-------- RECORD EXCERPTS --------

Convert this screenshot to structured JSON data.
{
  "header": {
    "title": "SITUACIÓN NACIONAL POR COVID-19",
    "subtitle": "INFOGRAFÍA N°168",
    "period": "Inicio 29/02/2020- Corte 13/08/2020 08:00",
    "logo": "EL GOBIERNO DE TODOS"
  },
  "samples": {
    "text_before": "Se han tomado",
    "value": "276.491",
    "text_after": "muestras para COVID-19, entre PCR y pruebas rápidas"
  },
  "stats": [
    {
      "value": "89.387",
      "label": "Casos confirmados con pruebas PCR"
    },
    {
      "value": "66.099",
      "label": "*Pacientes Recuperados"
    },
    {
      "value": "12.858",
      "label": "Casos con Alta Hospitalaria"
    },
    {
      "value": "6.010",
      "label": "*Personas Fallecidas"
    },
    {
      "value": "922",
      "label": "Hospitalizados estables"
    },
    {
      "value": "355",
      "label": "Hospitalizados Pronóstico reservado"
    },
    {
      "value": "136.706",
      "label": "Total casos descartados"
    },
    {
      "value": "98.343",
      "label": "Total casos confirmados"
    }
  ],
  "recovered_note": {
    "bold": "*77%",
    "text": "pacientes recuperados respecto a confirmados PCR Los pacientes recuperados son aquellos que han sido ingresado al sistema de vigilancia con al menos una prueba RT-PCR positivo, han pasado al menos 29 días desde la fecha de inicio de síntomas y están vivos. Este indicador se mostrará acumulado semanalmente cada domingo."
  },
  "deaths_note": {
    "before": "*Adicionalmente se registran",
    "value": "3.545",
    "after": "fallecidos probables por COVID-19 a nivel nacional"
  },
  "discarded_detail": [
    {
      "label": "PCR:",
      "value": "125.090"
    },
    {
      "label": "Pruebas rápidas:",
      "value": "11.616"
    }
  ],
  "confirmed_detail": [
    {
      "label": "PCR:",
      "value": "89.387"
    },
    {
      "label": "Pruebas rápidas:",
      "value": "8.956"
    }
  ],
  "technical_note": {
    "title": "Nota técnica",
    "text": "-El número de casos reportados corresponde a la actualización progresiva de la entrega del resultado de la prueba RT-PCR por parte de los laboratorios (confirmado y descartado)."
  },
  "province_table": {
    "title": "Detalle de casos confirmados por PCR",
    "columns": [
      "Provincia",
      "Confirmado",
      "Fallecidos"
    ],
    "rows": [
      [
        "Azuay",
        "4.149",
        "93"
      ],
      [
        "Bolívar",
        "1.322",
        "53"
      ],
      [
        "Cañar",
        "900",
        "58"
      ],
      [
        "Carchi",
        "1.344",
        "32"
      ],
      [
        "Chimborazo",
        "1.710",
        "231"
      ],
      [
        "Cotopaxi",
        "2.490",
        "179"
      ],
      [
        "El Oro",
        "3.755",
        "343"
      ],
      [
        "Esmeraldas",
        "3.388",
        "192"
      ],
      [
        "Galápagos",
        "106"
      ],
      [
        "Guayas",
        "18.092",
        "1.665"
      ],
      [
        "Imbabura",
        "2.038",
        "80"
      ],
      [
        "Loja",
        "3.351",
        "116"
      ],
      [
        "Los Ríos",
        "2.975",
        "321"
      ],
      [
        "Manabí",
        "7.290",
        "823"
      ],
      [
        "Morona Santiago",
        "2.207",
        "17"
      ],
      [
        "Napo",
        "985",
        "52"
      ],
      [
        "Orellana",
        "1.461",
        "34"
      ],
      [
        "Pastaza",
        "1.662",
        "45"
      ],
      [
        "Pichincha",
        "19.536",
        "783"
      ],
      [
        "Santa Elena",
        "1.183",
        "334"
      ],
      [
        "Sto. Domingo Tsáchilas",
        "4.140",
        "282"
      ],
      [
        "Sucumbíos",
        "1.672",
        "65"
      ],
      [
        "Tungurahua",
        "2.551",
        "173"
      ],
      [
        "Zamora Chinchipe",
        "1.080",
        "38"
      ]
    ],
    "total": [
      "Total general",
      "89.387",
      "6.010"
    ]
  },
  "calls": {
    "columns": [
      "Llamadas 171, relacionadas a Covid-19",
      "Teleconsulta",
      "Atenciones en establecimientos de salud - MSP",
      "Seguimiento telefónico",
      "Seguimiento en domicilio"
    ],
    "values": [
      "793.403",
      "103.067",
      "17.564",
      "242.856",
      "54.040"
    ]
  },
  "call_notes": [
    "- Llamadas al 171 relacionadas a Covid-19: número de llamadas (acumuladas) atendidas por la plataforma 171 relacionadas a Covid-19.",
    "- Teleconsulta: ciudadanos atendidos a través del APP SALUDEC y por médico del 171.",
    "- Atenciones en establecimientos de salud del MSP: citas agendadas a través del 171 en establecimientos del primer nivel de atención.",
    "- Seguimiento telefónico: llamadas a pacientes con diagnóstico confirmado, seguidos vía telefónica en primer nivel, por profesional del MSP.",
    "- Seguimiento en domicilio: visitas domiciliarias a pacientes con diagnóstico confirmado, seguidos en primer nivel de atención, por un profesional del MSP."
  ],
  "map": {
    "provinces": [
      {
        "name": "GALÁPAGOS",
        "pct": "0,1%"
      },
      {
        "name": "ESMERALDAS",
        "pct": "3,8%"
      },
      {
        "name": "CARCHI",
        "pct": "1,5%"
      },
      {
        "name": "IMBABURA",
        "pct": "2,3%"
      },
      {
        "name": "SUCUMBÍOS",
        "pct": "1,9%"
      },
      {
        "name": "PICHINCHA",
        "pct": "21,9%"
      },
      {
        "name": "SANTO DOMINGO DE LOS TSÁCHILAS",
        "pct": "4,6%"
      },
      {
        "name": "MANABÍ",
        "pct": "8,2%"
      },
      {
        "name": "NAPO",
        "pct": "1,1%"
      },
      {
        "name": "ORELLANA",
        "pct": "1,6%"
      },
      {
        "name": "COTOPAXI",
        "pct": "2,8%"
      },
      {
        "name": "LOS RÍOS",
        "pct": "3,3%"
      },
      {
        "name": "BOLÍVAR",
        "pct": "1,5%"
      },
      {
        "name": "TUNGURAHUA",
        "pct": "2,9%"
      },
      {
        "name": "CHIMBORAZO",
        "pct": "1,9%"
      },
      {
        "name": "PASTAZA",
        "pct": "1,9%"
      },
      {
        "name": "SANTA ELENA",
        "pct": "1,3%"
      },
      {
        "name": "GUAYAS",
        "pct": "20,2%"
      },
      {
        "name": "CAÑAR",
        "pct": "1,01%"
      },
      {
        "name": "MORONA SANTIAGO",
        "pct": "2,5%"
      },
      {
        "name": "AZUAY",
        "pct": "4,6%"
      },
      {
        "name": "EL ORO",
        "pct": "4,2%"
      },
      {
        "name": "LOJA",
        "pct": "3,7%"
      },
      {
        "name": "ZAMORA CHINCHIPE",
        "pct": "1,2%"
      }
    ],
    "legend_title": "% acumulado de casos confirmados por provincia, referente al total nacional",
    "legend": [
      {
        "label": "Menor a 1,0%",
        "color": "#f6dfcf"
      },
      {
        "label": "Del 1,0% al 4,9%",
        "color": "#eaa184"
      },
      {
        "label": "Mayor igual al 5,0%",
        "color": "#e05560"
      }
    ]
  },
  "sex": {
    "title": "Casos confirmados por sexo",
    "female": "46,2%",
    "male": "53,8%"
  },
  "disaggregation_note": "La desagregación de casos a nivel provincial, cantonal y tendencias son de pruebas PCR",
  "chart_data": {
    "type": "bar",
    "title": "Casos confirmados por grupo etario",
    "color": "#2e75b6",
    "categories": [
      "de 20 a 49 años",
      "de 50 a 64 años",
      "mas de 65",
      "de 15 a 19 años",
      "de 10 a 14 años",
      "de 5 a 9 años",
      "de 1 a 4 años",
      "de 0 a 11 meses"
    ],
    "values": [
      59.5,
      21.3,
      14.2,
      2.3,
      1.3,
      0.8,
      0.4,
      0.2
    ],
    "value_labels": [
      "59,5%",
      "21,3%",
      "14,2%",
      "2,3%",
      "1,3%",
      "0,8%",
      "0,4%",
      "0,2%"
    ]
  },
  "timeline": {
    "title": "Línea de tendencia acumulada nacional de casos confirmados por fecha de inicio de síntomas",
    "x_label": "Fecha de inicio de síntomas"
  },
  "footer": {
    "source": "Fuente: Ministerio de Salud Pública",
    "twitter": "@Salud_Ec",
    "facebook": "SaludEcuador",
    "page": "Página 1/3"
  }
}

--------

(DESCRIPTION OF THE TASK):
Using the listing above, pull out all lines that hold the word "diagnóstico".

(SOLUTION BELOW):
    "- Seguimiento telefónico: llamadas a pacientes con diagnóstico confirmado, seguidos vía telefónica en primer nivel, por profesional del MSP.",
    "- Seguimiento en domicilio: visitas domiciliarias a pacientes con diagnóstico confirmado, seguidos en primer nivel de atención, por un profesional del MSP."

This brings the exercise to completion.